Copy every line of the records below where the word "body" occurs.

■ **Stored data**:
——————————

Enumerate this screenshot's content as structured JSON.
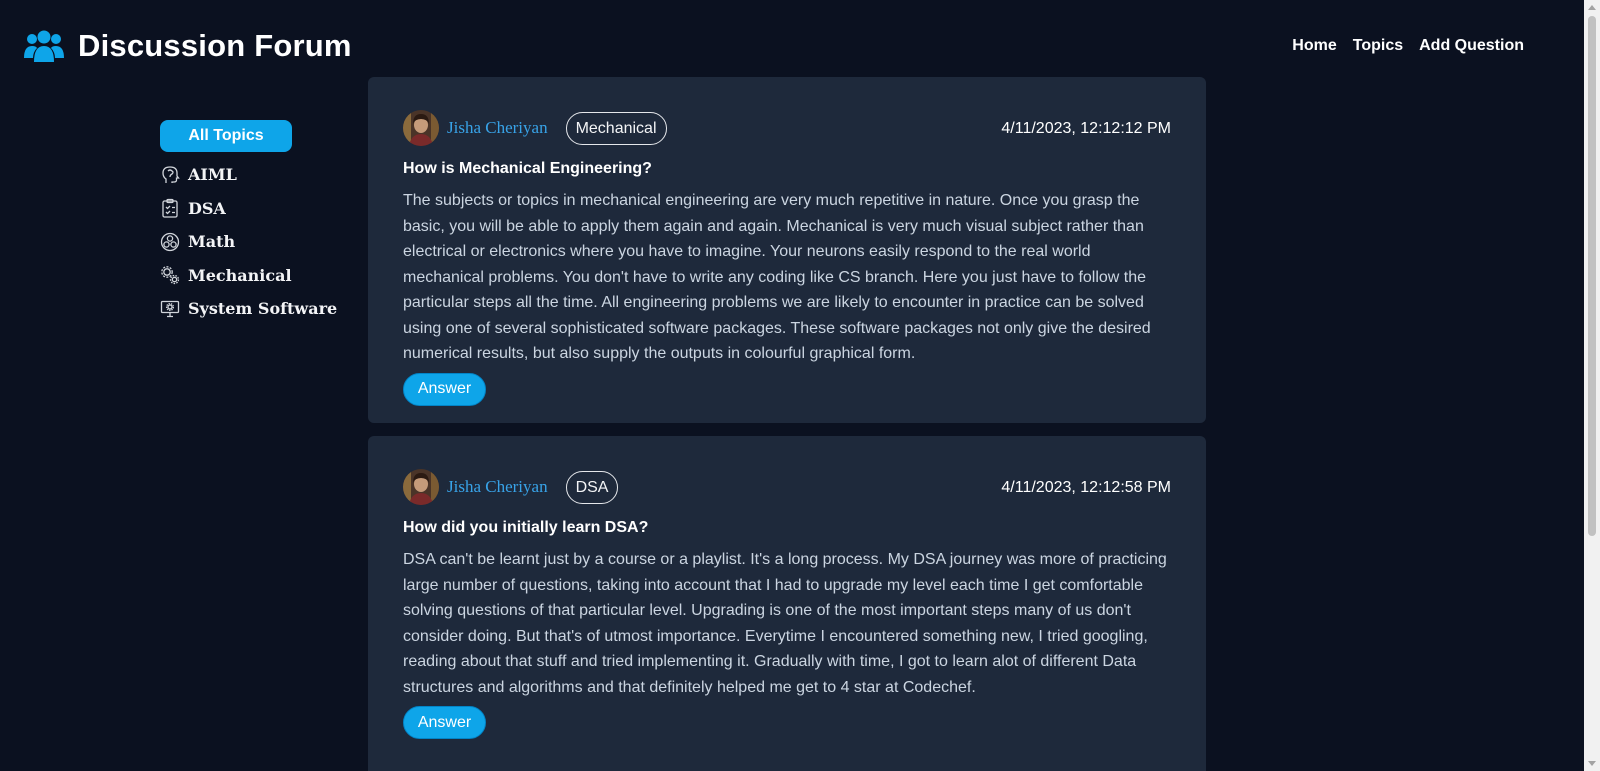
{
  "header": {
    "title": "Discussion Forum",
    "logo_icon": "users-icon",
    "nav": [
      {
        "label": "Home"
      },
      {
        "label": "Topics"
      },
      {
        "label": "Add Question"
      }
    ]
  },
  "sidebar": {
    "all_topics_label": "All Topics",
    "topics": [
      {
        "label": "AIML",
        "icon": "brain-icon"
      },
      {
        "label": "DSA",
        "icon": "clipboard-icon"
      },
      {
        "label": "Math",
        "icon": "atom-icon"
      },
      {
        "label": "Mechanical",
        "icon": "gears-icon"
      },
      {
        "label": "System Software",
        "icon": "monitor-gear-icon"
      }
    ]
  },
  "questions": [
    {
      "author": "Jisha Cheriyan",
      "tag": "Mechanical",
      "timestamp": "4/11/2023, 12:12:12 PM",
      "title": "How is Mechanical Engineering?",
      "body": "The subjects or topics in mechanical engineering are very much repetitive in nature. Once you grasp the basic, you will be able to apply them again and again. Mechanical is very much visual subject rather than electrical or electronics where you have to imagine. Your neurons easily respond to the real world mechanical problems. You don't have to write any coding like CS branch. Here you just have to follow the particular steps all the time. All engineering problems we are likely to encounter in practice can be solved using one of several sophisticated software packages. These software packages not only give the desired numerical results, but also supply the outputs in colourful graphical form.",
      "answer_label": "Answer"
    },
    {
      "author": "Jisha Cheriyan",
      "tag": "DSA",
      "timestamp": "4/11/2023, 12:12:58 PM",
      "title": "How did you initially learn DSA?",
      "body": "DSA can't be learnt just by a course or a playlist. It's a long process. My DSA journey was more of practicing large number of questions, taking into account that I had to upgrade my level each time I get comfortable solving questions of that particular level. Upgrading is one of the most important steps many of us don't consider doing. But that's of utmost importance. Everytime I encountered something new, I tried googling, reading about that stuff and tried implementing it. Gradually with time, I got to learn alot of different Data structures and algorithms and that definitely helped me get to 4 star at Codechef.",
      "answer_label": "Answer"
    }
  ],
  "colors": {
    "background": "#0b1120",
    "card": "#1e293b",
    "accent": "#0ea5e9",
    "author_link": "#38a3e8"
  }
}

——————————

■ **Solution for this exercise**:
      "body": "The subjects or topics in mechanical engineering are very much repetitive in nature. Once you grasp the basic, you will be able to apply them again and again. Mechanical is very much visual subject rather than electrical or electronics where you have to imagine. Your neurons easily respond to the real world mechanical problems. You don't have to write any coding like CS branch. Here you just have to follow the particular steps all the time. All engineering problems we are likely to encounter in practice can be solved using one of several sophisticated software packages. These software packages not only give the desired numerical results, but also supply the outputs in colourful graphical form.",
      "body": "DSA can't be learnt just by a course or a playlist. It's a long process. My DSA journey was more of practicing large number of questions, taking into account that I had to upgrade my level each time I get comfortable solving questions of that particular level. Upgrading is one of the most important steps many of us don't consider doing. But that's of utmost importance. Everytime I encountered something new, I tried googling, reading about that stuff and tried implementing it. Gradually with time, I got to learn alot of different Data structures and algorithms and that definitely helped me get to 4 star at Codechef.",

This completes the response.